## BEGIN Entries shown

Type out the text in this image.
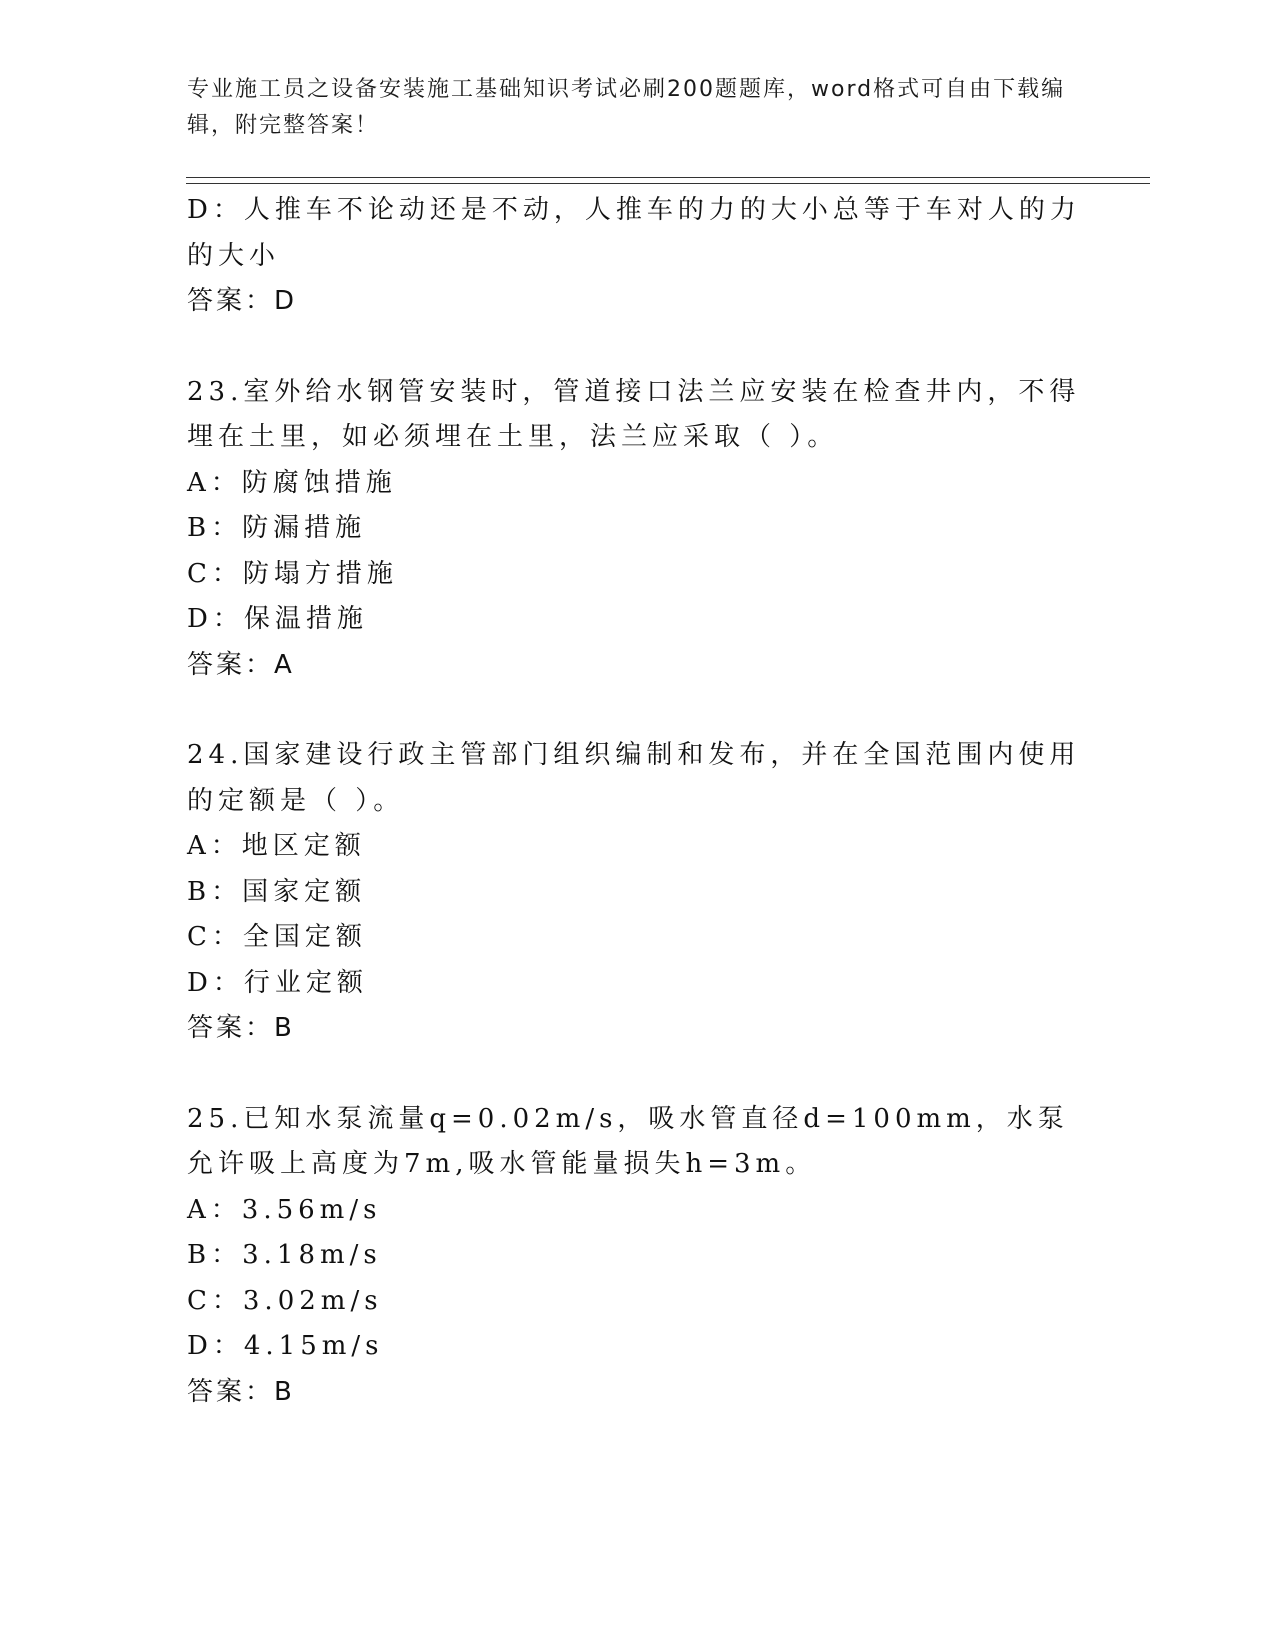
专业施工员之设备安装施工基础知识考试必刷200题题库，word格式可自由下载编辑，附完整答案！
D：人推车不论动还是不动，人推车的力的大小总等于车对人的力的大小
答案：D
23.室外给水钢管安装时，管道接口法兰应安装在检查井内，不得埋在土里，如必须埋在土里，法兰应采取（ ）。
A：防腐蚀措施
B：防漏措施
C：防塌方措施
D：保温措施
答案：A
24.国家建设行政主管部门组织编制和发布，并在全国范围内使用的定额是（ ）。
A：地区定额
B：国家定额
C：全国定额
D：行业定额
答案：B
25.已知水泵流量q=0.02m/s，吸水管直径d=100mm，水泵允许吸上高度为7m,吸水管能量损失h=3m。
A：3.56m/s
B：3.18m/s
C：3.02m/s
D：4.15m/s
答案：B
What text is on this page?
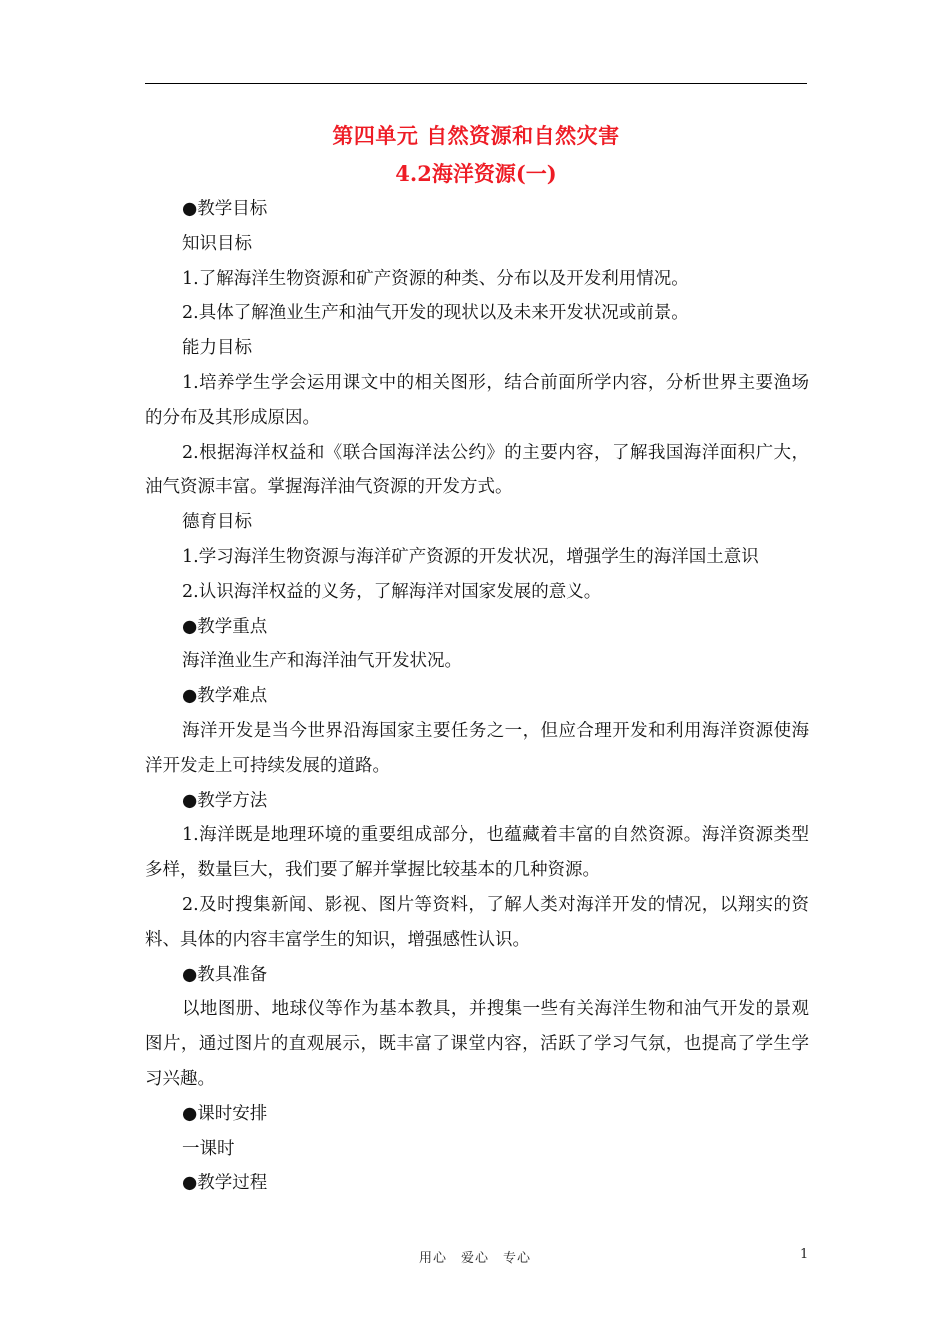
第四单元 自然资源和自然灾害
4.2海洋资源(一)

●教学目标

知识目标

1.了解海洋生物资源和矿产资源的种类、分布以及开发利用情况。

2.具体了解渔业生产和油气开发的现状以及未来开发状况或前景。

能力目标

1.培养学生学会运用课文中的相关图形，结合前面所学内容，分析世界主要渔场的分布及其形成原因。

2.根据海洋权益和《联合国海洋法公约》的主要内容，了解我国海洋面积广大，油气资源丰富。掌握海洋油气资源的开发方式。

德育目标

1.学习海洋生物资源与海洋矿产资源的开发状况，增强学生的海洋国土意识

2.认识海洋权益的义务，了解海洋对国家发展的意义。

●教学重点

海洋渔业生产和海洋油气开发状况。

●教学难点

海洋开发是当今世界沿海国家主要任务之一，但应合理开发和利用海洋资源使海洋开发走上可持续发展的道路。

●教学方法

1.海洋既是地理环境的重要组成部分，也蕴藏着丰富的自然资源。海洋资源类型多样，数量巨大，我们要了解并掌握比较基本的几种资源。

2.及时搜集新闻、影视、图片等资料，了解人类对海洋开发的情况，以翔实的资料、具体的内容丰富学生的知识，增强感性认识。

●教具准备

以地图册、地球仪等作为基本教具，并搜集一些有关海洋生物和油气开发的景观图片，通过图片的直观展示，既丰富了课堂内容，活跃了学习气氛，也提高了学生学习兴趣。

●课时安排

一课时

●教学过程

用心　爱心　专心	1
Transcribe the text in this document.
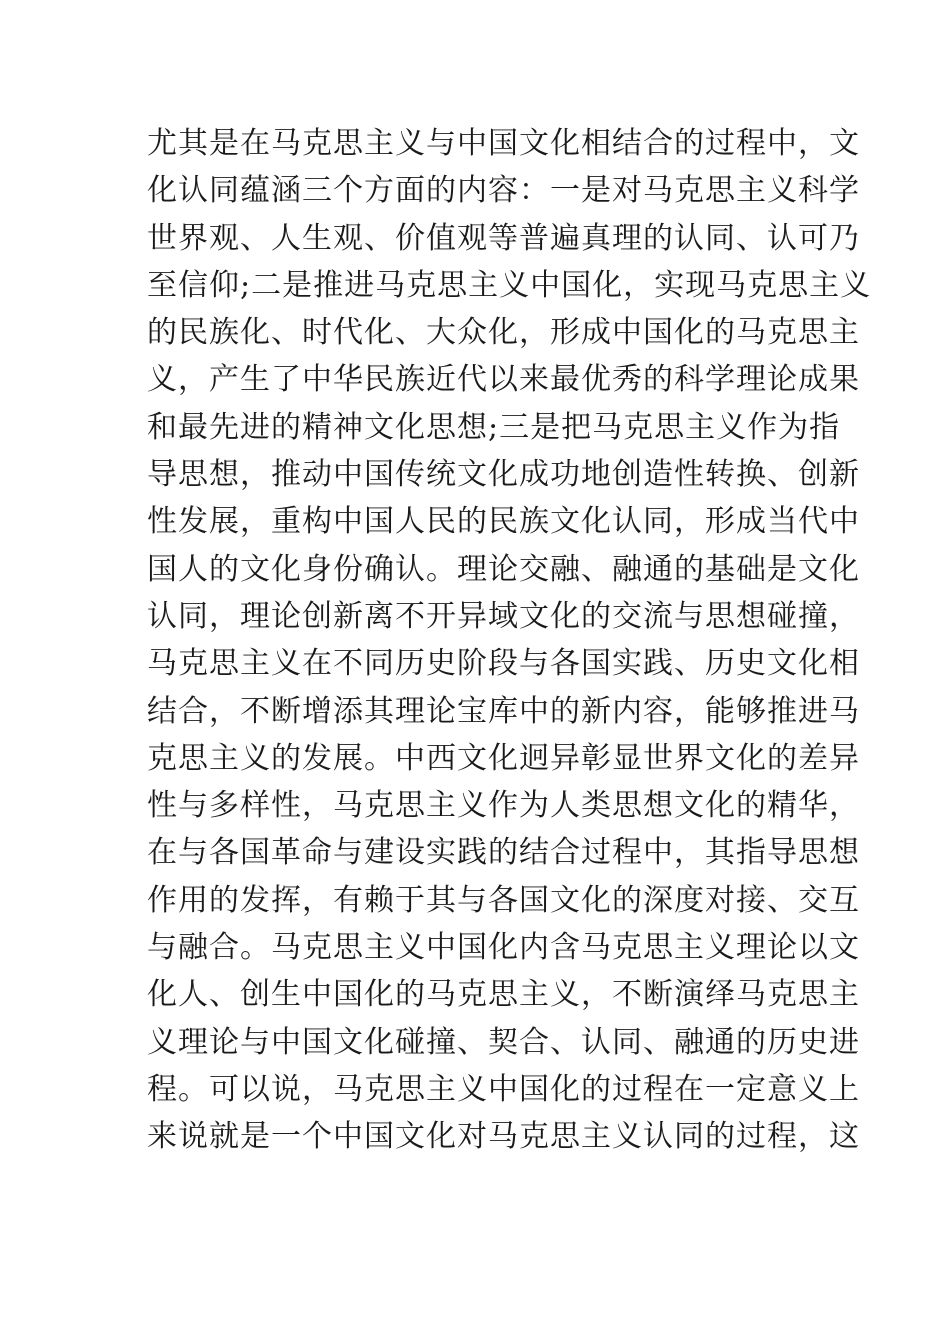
尤其是在马克思主义与中国文化相结合的过程中，文
化认同蕴涵三个方面的内容：一是对马克思主义科学
世界观、人生观、价值观等普遍真理的认同、认可乃
至信仰;二是推进马克思主义中国化，实现马克思主义
的民族化、时代化、大众化，形成中国化的马克思主
义，产生了中华民族近代以来最优秀的科学理论成果
和最先进的精神文化思想;三是把马克思主义作为指
导思想，推动中国传统文化成功地创造性转换、创新
性发展，重构中国人民的民族文化认同，形成当代中
国人的文化身份确认。理论交融、融通的基础是文化
认同，理论创新离不开异域文化的交流与思想碰撞，
马克思主义在不同历史阶段与各国实践、历史文化相
结合，不断增添其理论宝库中的新内容，能够推进马
克思主义的发展。中西文化迥异彰显世界文化的差异
性与多样性，马克思主义作为人类思想文化的精华，
在与各国革命与建设实践的结合过程中，其指导思想
作用的发挥，有赖于其与各国文化的深度对接、交互
与融合。马克思主义中国化内含马克思主义理论以文
化人、创生中国化的马克思主义，不断演绎马克思主
义理论与中国文化碰撞、契合、认同、融通的历史进
程。可以说，马克思主义中国化的过程在一定意义上
来说就是一个中国文化对马克思主义认同的过程，这
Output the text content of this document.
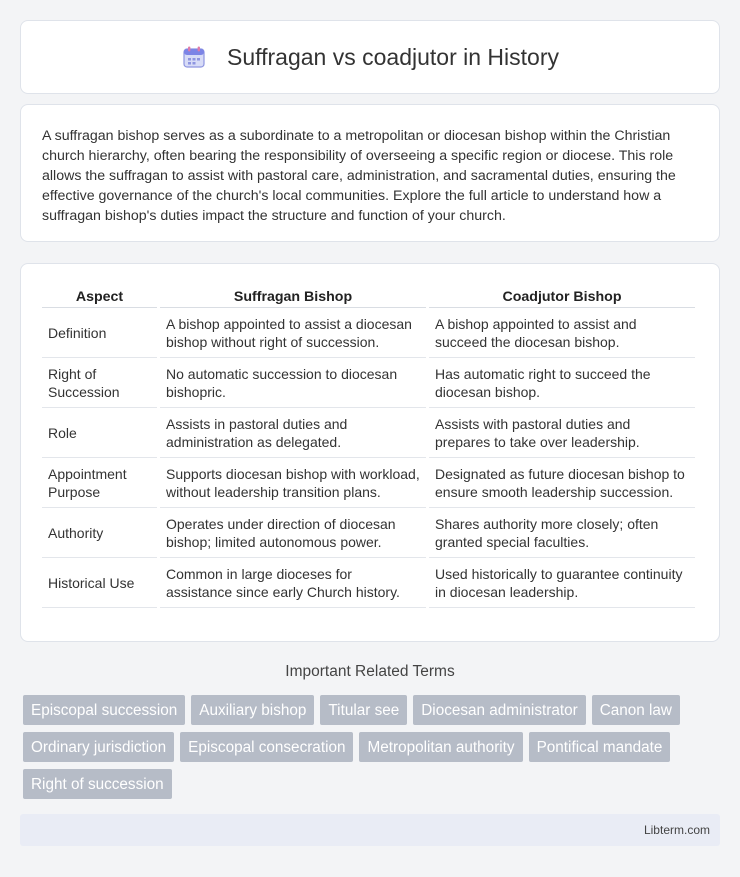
Suffragan vs coadjutor in History

A suffragan bishop serves as a subordinate to a metropolitan or diocesan bishop within the Christian church hierarchy, often bearing the responsibility of overseeing a specific region or diocese. This role allows the suffragan to assist with pastoral care, administration, and sacramental duties, ensuring the effective governance of the church's local communities. Explore the full article to understand how a suffragan bishop's duties impact the structure and function of your church.

Aspect	Suffragan Bishop	Coadjutor Bishop
Definition	A bishop appointed to assist a diocesan bishop without right of succession.	A bishop appointed to assist and succeed the diocesan bishop.
Right of Succession	No automatic succession to diocesan bishopric.	Has automatic right to succeed the diocesan bishop.
Role	Assists in pastoral duties and administration as delegated.	Assists with pastoral duties and prepares to take over leadership.
Appointment Purpose	Supports diocesan bishop with workload, without leadership transition plans.	Designated as future diocesan bishop to ensure smooth leadership succession.
Authority	Operates under direction of diocesan bishop; limited autonomous power.	Shares authority more closely; often granted special faculties.
Historical Use	Common in large dioceses for assistance since early Church history.	Used historically to guarantee continuity in diocesan leadership.
Important Related Terms
Episcopal succession	Auxiliary bishop	Titular see	Diocesan administrator	Canon law
Ordinary jurisdiction	Episcopal consecration	Metropolitan authority	Pontifical mandate
Right of succession
Libterm.com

## END Entries shown

Print every entry exactly as written, without the pictures.

Type out the text in this image.
专业施工员之设备安装施工基础知识考试必刷200题题库，word格式可自由下载编辑，附完整答案！
D：人推车不论动还是不动，人推车的力的大小总等于车对人的力的大小
答案：D
23.室外给水钢管安装时，管道接口法兰应安装在检查井内，不得埋在土里，如必须埋在土里，法兰应采取（ ）。
A：防腐蚀措施
B：防漏措施
C：防塌方措施
D：保温措施
答案：A
24.国家建设行政主管部门组织编制和发布，并在全国范围内使用的定额是（ ）。
A：地区定额
B：国家定额
C：全国定额
D：行业定额
答案：B
25.已知水泵流量q=0.02m/s，吸水管直径d=100mm，水泵允许吸上高度为7m,吸水管能量损失h=3m。
A：3.56m/s
B：3.18m/s
C：3.02m/s
D：4.15m/s
答案：B
What text is on this page?
第四单元 自然资源和自然灾害
4.2海洋资源(一)

●教学目标

知识目标

1.了解海洋生物资源和矿产资源的种类、分布以及开发利用情况。

2.具体了解渔业生产和油气开发的现状以及未来开发状况或前景。

能力目标

1.培养学生学会运用课文中的相关图形，结合前面所学内容，分析世界主要渔场的分布及其形成原因。

2.根据海洋权益和《联合国海洋法公约》的主要内容，了解我国海洋面积广大，油气资源丰富。掌握海洋油气资源的开发方式。

德育目标

1.学习海洋生物资源与海洋矿产资源的开发状况，增强学生的海洋国土意识

2.认识海洋权益的义务，了解海洋对国家发展的意义。

●教学重点

海洋渔业生产和海洋油气开发状况。

●教学难点

海洋开发是当今世界沿海国家主要任务之一，但应合理开发和利用海洋资源使海洋开发走上可持续发展的道路。

●教学方法

1.海洋既是地理环境的重要组成部分，也蕴藏着丰富的自然资源。海洋资源类型多样，数量巨大，我们要了解并掌握比较基本的几种资源。

2.及时搜集新闻、影视、图片等资料，了解人类对海洋开发的情况，以翔实的资料、具体的内容丰富学生的知识，增强感性认识。

●教具准备

以地图册、地球仪等作为基本教具，并搜集一些有关海洋生物和油气开发的景观图片，通过图片的直观展示，既丰富了课堂内容，活跃了学习气氛，也提高了学生学习兴趣。

●课时安排

一课时

●教学过程

用心　爱心　专心	1
Transcribe the text in this document.
尤其是在马克思主义与中国文化相结合的过程中，文
化认同蕴涵三个方面的内容：一是对马克思主义科学
世界观、人生观、价值观等普遍真理的认同、认可乃
至信仰;二是推进马克思主义中国化，实现马克思主义
的民族化、时代化、大众化，形成中国化的马克思主
义，产生了中华民族近代以来最优秀的科学理论成果
和最先进的精神文化思想;三是把马克思主义作为指
导思想，推动中国传统文化成功地创造性转换、创新
性发展，重构中国人民的民族文化认同，形成当代中
国人的文化身份确认。理论交融、融通的基础是文化
认同，理论创新离不开异域文化的交流与思想碰撞，
马克思主义在不同历史阶段与各国实践、历史文化相
结合，不断增添其理论宝库中的新内容，能够推进马
克思主义的发展。中西文化迥异彰显世界文化的差异
性与多样性，马克思主义作为人类思想文化的精华，
在与各国革命与建设实践的结合过程中，其指导思想
作用的发挥，有赖于其与各国文化的深度对接、交互
与融合。马克思主义中国化内含马克思主义理论以文
化人、创生中国化的马克思主义，不断演绎马克思主
义理论与中国文化碰撞、契合、认同、融通的历史进
程。可以说，马克思主义中国化的过程在一定意义上
来说就是一个中国文化对马克思主义认同的过程，这
Output the text content of this document.
Suffragan vs coadjutor in History

A suffragan bishop serves as a subordinate to a metropolitan or diocesan bishop within the Christian church hierarchy, often bearing the responsibility of overseeing a specific region or diocese. This role allows the suffragan to assist with pastoral care, administration, and sacramental duties, ensuring the effective governance of the church's local communities. Explore the full article to understand how a suffragan bishop's duties impact the structure and function of your church.

Aspect	Suffragan Bishop	Coadjutor Bishop
Definition	A bishop appointed to assist a diocesan bishop without right of succession.	A bishop appointed to assist and succeed the diocesan bishop.
Right of Succession	No automatic succession to diocesan bishopric.	Has automatic right to succeed the diocesan bishop.
Role	Assists in pastoral duties and administration as delegated.	Assists with pastoral duties and prepares to take over leadership.
Appointment Purpose	Supports diocesan bishop with workload, without leadership transition plans.	Designated as future diocesan bishop to ensure smooth leadership succession.
Authority	Operates under direction of diocesan bishop; limited autonomous power.	Shares authority more closely; often granted special faculties.
Historical Use	Common in large dioceses for assistance since early Church history.	Used historically to guarantee continuity in diocesan leadership.
Important Related Terms
Episcopal succession	Auxiliary bishop	Titular see	Diocesan administrator	Canon law
Ordinary jurisdiction	Episcopal consecration	Metropolitan authority	Pontifical mandate
Right of succession
Libterm.com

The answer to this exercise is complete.